▶ Task requirements
Give the data again exactly as written, skipping any pictures.

(Collected data entries)
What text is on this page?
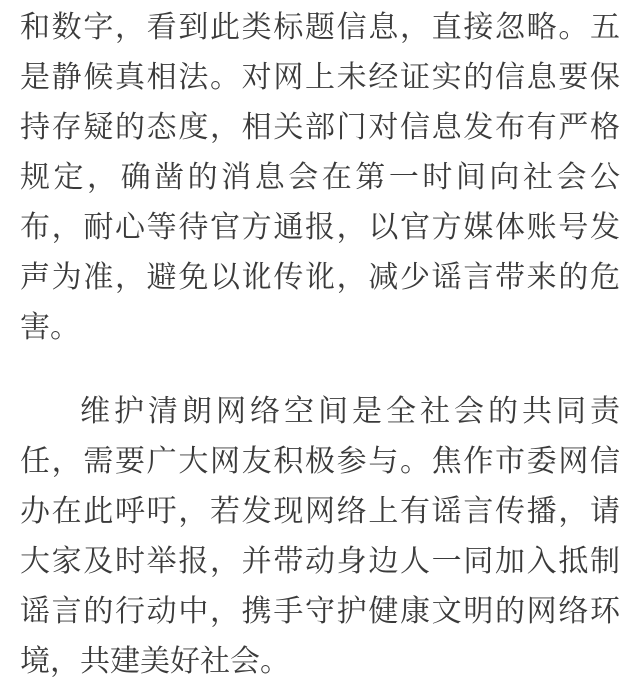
和数字，看到此类标题信息，直接忽略。五
是静候真相法。对网上未经证实的信息要保
持存疑的态度，相关部门对信息发布有严格
规定，确凿的消息会在第一时间向社会公
布，耐心等待官方通报，以官方媒体账号发
声为准，避免以讹传讹，减少谣言带来的危
害。
维护清朗网络空间是全社会的共同责
任，需要广大网友积极参与。焦作市委网信
办在此呼吁，若发现网络上有谣言传播，请
大家及时举报，并带动身边人一同加入抵制
谣言的行动中，携手守护健康文明的网络环
境，共建美好社会。
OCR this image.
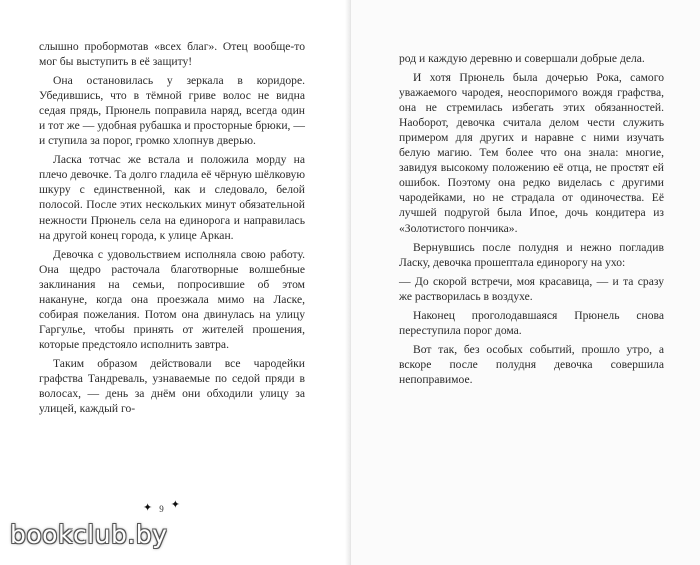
слышно пробормотав «всех благ». Отец вообще-то мог бы выступить в её защиту!

Она остановилась у зеркала в коридоре. Убедившись, что в тёмной гриве волос не видна седая прядь, Прюнель поправила наряд, всегда один и тот же — удобная рубашка и просторные брюки, — и ступила за порог, громко хлопнув дверью.

Ласка тотчас же встала и положила морду на плечо девочке. Та долго гладила её чёрную шёлковую шкуру с единственной, как и следовало, белой полосой. После этих нескольких минут обязательной нежности Прюнель села на единорога и направилась на другой конец города, к улице Аркан.

Девочка с удовольствием исполняла свою работу. Она щедро расточала благотворные волшебные заклинания на семьи, попросившие об этом накануне, когда она проезжала мимо на Ласке, собирая пожелания. Потом она двинулась на улицу Гаргулье, чтобы принять от жителей прошения, которые предстояло исполнить завтра.

Таким образом действовали все чародейки графства Тандреваль, узнаваемые по седой пряди в волосах, — день за днём они обходили улицу за улицей, каждый го-

✦ 9 ✦
bookclub.by

род и каждую деревню и совершали добрые дела.

И хотя Прюнель была дочерью Рока, самого уважаемого чародея, неоспоримого вождя графства, она не стремилась избегать этих обязанностей. Наоборот, девочка считала делом чести служить примером для других и наравне с ними изучать белую магию. Тем более что она знала: многие, завидуя высокому положению её отца, не простят ей ошибок. Поэтому она редко виделась с другими чародейками, но не страдала от одиночества. Её лучшей подругой была Ипое, дочь кондитера из «Золотистого пончика».

Вернувшись после полудня и нежно погладив Ласку, девочка прошептала единорогу на ухо:

— До скорой встречи, моя красавица, — и та сразу же растворилась в воздухе.

Наконец проголодавшаяся Прюнель снова переступила порог дома.

Вот так, без особых событий, прошло утро, а вскоре после полудня девочка совершила непоправимое.
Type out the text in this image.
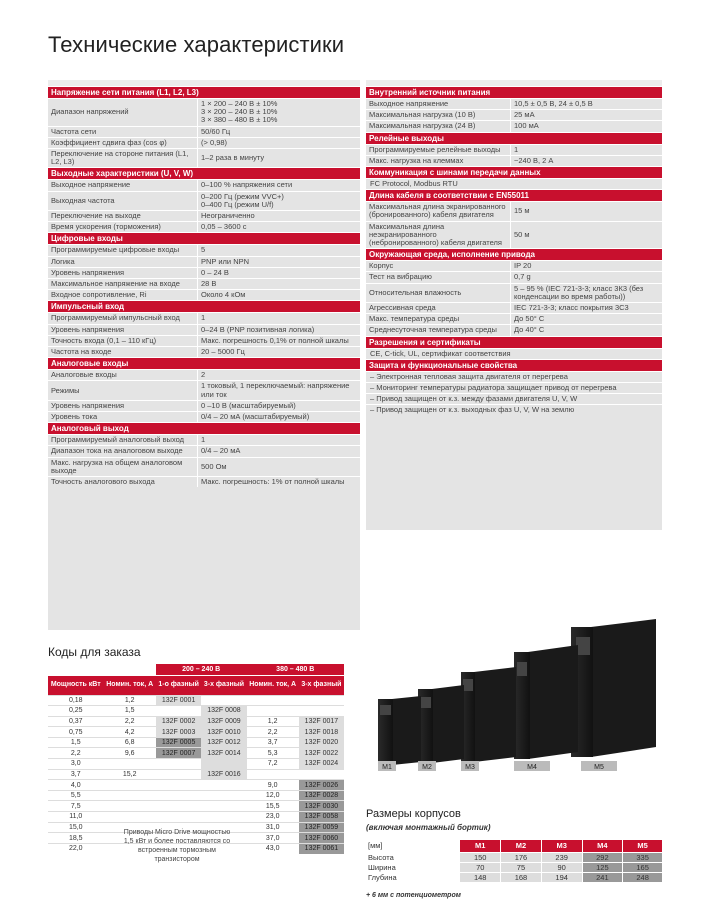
Технические характеристики
Напряжение сети питания (L1, L2, L3)
Диапазон напряжений
1 × 200 – 240 В ± 10%
3 × 200 – 240 В ± 10%
3 × 380 – 480 В ± 10%
Частота сети	50/60 Гц
Коэффициент сдвига фаз (cos φ)	(> 0,98)
Переключение на стороне питания (L1, L2, L3)	1–2 раза в минуту
Выходные характеристики (U, V, W)
Выходное напряжение	0–100 % напряжения сети
Выходная частота	0–200 Гц (режим VVC+)
0–400 Гц (режим U/f)
Переключение на выходе	Неограниченно
Время ускорения (торможения)	0,05 – 3600 с
Цифровые входы
Программируемые цифровые входы	5
Логика	PNP или NPN
Уровень напряжения	0 – 24 В
Максимальное напряжение на входе	28 В
Входное сопротивление, Ri	Около 4 кОм
Импульсный вход
Программируемый импульсный вход	1
Уровень напряжения	0–24 В (PNP позитивная логика)
Точность входа (0,1 – 110 кГц)	Макс. погрешность 0,1% от полной шкалы
Частота на входе	20 – 5000 Гц
Аналоговые входы
Аналоговые входы	2
Режимы	1 токовый, 1 переключаемый: напряжение или ток
Уровень напряжения	0 –10 В (масштабируемый)
Уровень тока	0/4 – 20 мА (масштабируемый)
Аналоговый выход
Программируемый аналоговый выход	1
Диапазон тока на аналоговом выходе	0/4 – 20 мА
Макс. нагрузка на общем аналоговом выходе	500 Ом
Точность аналогового выхода	Макс. погрешность: 1% от полной шкалы
Внутренний источник питания
Выходное напряжение	10,5 ± 0,5 В, 24 ± 0,5 В
Максимальная нагрузка (10 В)	25 мА
Максимальная нагрузка (24 В)	100 мА
Релейные выходы
Программируемые релейные выходы	1
Макс. нагрузка на клеммах	~240 В, 2 А
Коммуникация с шинами передачи данных
FC Protocol, Modbus RTU
Длина кабеля в соответствии с EN55011
Максимальная длина экранированного (бронированного) кабеля двигателя	15 м
Максимальная длина неэкранированного (небронированного) кабеля двигателя
50 м
Окружающая среда, исполнение привода
Корпус	IP 20
Тест на вибрацию	0,7 g
Относительная влажность	5 – 95 % (IEC 721-3-3; класс 3К3 (без конденсации во время работы))
Агрессивная среда	IEC 721-3-3; класс покрытия 3C3
Макс. температура среды	До 50° C
Среднесуточная температура среды	До 40° C
Разрешения и сертификаты
CE, C-tick, UL, сертификат соответствия
Защита и функциональные свойства
– Электронная тепловая защита двигателя от перегрева
– Мониторинг температуры радиатора защищает привод от перегрева
– Привод защищен от к.з. между фазами двигателя U, V, W
– Привод защищен от к.з. выходных фаз U, V, W на землю
Коды для заказа
		200 – 240 В		380 – 480 В	
Мощность кВт	Номин. ток, А	1-о фазный	3-х фазный	Номин. ток, А	3-х фазный
0,18	1,2	132F 0001			
0,25	1,5		132F 0008		
0,37	2,2	132F 0002	132F 0009	1,2	132F 0017
0,75	4,2	132F 0003	132F 0010	2,2	132F 0018
1,5	6,8	132F 0005	132F 0012	3,7	132F 0020
2,2	9,6	132F 0007	132F 0014	5,3	132F 0022
3,0				7,2	132F 0024
3,7	15,2		132F 0016		
4,0				9,0	132F 0026
5,5				12,0	132F 0028
7,5				15,5	132F 0030
11,0				23,0	132F 0058
15,0				31,0	132F 0059
18,5				37,0	132F 0060
22,0				43,0	132F 0061
Приводы Micro Drive мощностью 1,5 кВт и более поставляются со встроенным тормозным транзистором
M1	M2	M3	M4	M5
Размеры корпусов
(включая монтажный бортик)
[мм]	M1	M2	M3	M4	M5
Высота	150	176	239	292	335
Ширина	70	75	90	125	165
Глубина	148	168	194	241	248
+ 6 мм с потенциометром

▶ Task answer
What text is on this page?
和数字，看到此类标题信息，直接忽略。五
是静候真相法。对网上未经证实的信息要保
持存疑的态度，相关部门对信息发布有严格
规定，确凿的消息会在第一时间向社会公
布，耐心等待官方通报，以官方媒体账号发
声为准，避免以讹传讹，减少谣言带来的危
害。
维护清朗网络空间是全社会的共同责
任，需要广大网友积极参与。焦作市委网信
办在此呼吁，若发现网络上有谣言传播，请
大家及时举报，并带动身边人一同加入抵制
谣言的行动中，携手守护健康文明的网络环
境，共建美好社会。
OCR this image.
слышно пробормотав «всех благ». Отец вообще-то мог бы выступить в её защиту!

Она остановилась у зеркала в коридоре. Убедившись, что в тёмной гриве волос не видна седая прядь, Прюнель поправила наряд, всегда один и тот же — удобная рубашка и просторные брюки, — и ступила за порог, громко хлопнув дверью.

Ласка тотчас же встала и положила морду на плечо девочке. Та долго гладила её чёрную шёлковую шкуру с единственной, как и следовало, белой полосой. После этих нескольких минут обязательной нежности Прюнель села на единорога и направилась на другой конец города, к улице Аркан.

Девочка с удовольствием исполняла свою работу. Она щедро расточала благотворные волшебные заклинания на семьи, попросившие об этом накануне, когда она проезжала мимо на Ласке, собирая пожелания. Потом она двинулась на улицу Гаргулье, чтобы принять от жителей прошения, которые предстояло исполнить завтра.

Таким образом действовали все чародейки графства Тандреваль, узнаваемые по седой пряди в волосах, — день за днём они обходили улицу за улицей, каждый го-

✦ 9 ✦
bookclub.by

род и каждую деревню и совершали добрые дела.

И хотя Прюнель была дочерью Рока, самого уважаемого чародея, неоспоримого вождя графства, она не стремилась избегать этих обязанностей. Наоборот, девочка считала делом чести служить примером для других и наравне с ними изучать белую магию. Тем более что она знала: многие, завидуя высокому положению её отца, не простят ей ошибок. Поэтому она редко виделась с другими чародейками, но не страдала от одиночества. Её лучшей подругой была Ипое, дочь кондитера из «Золотистого пончика».

Вернувшись после полудня и нежно погладив Ласку, девочка прошептала единорогу на ухо:

— До скорой встречи, моя красавица, — и та сразу же растворилась в воздухе.

Наконец проголодавшаяся Прюнель снова переступила порог дома.

Вот так, без особых событий, прошло утро, а вскоре после полудня девочка совершила непоправимое.
Type out the text in this image.
Технические характеристики
Напряжение сети питания (L1, L2, L3)
Диапазон напряжений
1 × 200 – 240 В ± 10%
3 × 200 – 240 В ± 10%
3 × 380 – 480 В ± 10%
Частота сети	50/60 Гц
Коэффициент сдвига фаз (cos φ)	(> 0,98)
Переключение на стороне питания (L1, L2, L3)	1–2 раза в минуту
Выходные характеристики (U, V, W)
Выходное напряжение	0–100 % напряжения сети
Выходная частота	0–200 Гц (режим VVC+)
0–400 Гц (режим U/f)
Переключение на выходе	Неограниченно
Время ускорения (торможения)	0,05 – 3600 с
Цифровые входы
Программируемые цифровые входы	5
Логика	PNP или NPN
Уровень напряжения	0 – 24 В
Максимальное напряжение на входе	28 В
Входное сопротивление, Ri	Около 4 кОм
Импульсный вход
Программируемый импульсный вход	1
Уровень напряжения	0–24 В (PNP позитивная логика)
Точность входа (0,1 – 110 кГц)	Макс. погрешность 0,1% от полной шкалы
Частота на входе	20 – 5000 Гц
Аналоговые входы
Аналоговые входы	2
Режимы	1 токовый, 1 переключаемый: напряжение или ток
Уровень напряжения	0 –10 В (масштабируемый)
Уровень тока	0/4 – 20 мА (масштабируемый)
Аналоговый выход
Программируемый аналоговый выход	1
Диапазон тока на аналоговом выходе	0/4 – 20 мА
Макс. нагрузка на общем аналоговом выходе	500 Ом
Точность аналогового выхода	Макс. погрешность: 1% от полной шкалы
Внутренний источник питания
Выходное напряжение	10,5 ± 0,5 В, 24 ± 0,5 В
Максимальная нагрузка (10 В)	25 мА
Максимальная нагрузка (24 В)	100 мА
Релейные выходы
Программируемые релейные выходы	1
Макс. нагрузка на клеммах	~240 В, 2 А
Коммуникация с шинами передачи данных
FC Protocol, Modbus RTU
Длина кабеля в соответствии с EN55011
Максимальная длина экранированного (бронированного) кабеля двигателя	15 м
Максимальная длина неэкранированного (небронированного) кабеля двигателя
50 м
Окружающая среда, исполнение привода
Корпус	IP 20
Тест на вибрацию	0,7 g
Относительная влажность	5 – 95 % (IEC 721-3-3; класс 3К3 (без конденсации во время работы))
Агрессивная среда	IEC 721-3-3; класс покрытия 3C3
Макс. температура среды	До 50° C
Среднесуточная температура среды	До 40° C
Разрешения и сертификаты
CE, C-tick, UL, сертификат соответствия
Защита и функциональные свойства
– Электронная тепловая защита двигателя от перегрева
– Мониторинг температуры радиатора защищает привод от перегрева
– Привод защищен от к.з. между фазами двигателя U, V, W
– Привод защищен от к.з. выходных фаз U, V, W на землю
Коды для заказа
		200 – 240 В		380 – 480 В	
Мощность кВт	Номин. ток, А	1-о фазный	3-х фазный	Номин. ток, А	3-х фазный
0,18	1,2	132F 0001			
0,25	1,5		132F 0008		
0,37	2,2	132F 0002	132F 0009	1,2	132F 0017
0,75	4,2	132F 0003	132F 0010	2,2	132F 0018
1,5	6,8	132F 0005	132F 0012	3,7	132F 0020
2,2	9,6	132F 0007	132F 0014	5,3	132F 0022
3,0				7,2	132F 0024
3,7	15,2		132F 0016		
4,0				9,0	132F 0026
5,5				12,0	132F 0028
7,5				15,5	132F 0030
11,0				23,0	132F 0058
15,0				31,0	132F 0059
18,5				37,0	132F 0060
22,0				43,0	132F 0061
Приводы Micro Drive мощностью 1,5 кВт и более поставляются со встроенным тормозным транзистором
M1	M2	M3	M4	M5
Размеры корпусов
(включая монтажный бортик)
[мм]	M1	M2	M3	M4	M5
Высота	150	176	239	292	335
Ширина	70	75	90	125	165
Глубина	148	168	194	241	248
+ 6 мм с потенциометром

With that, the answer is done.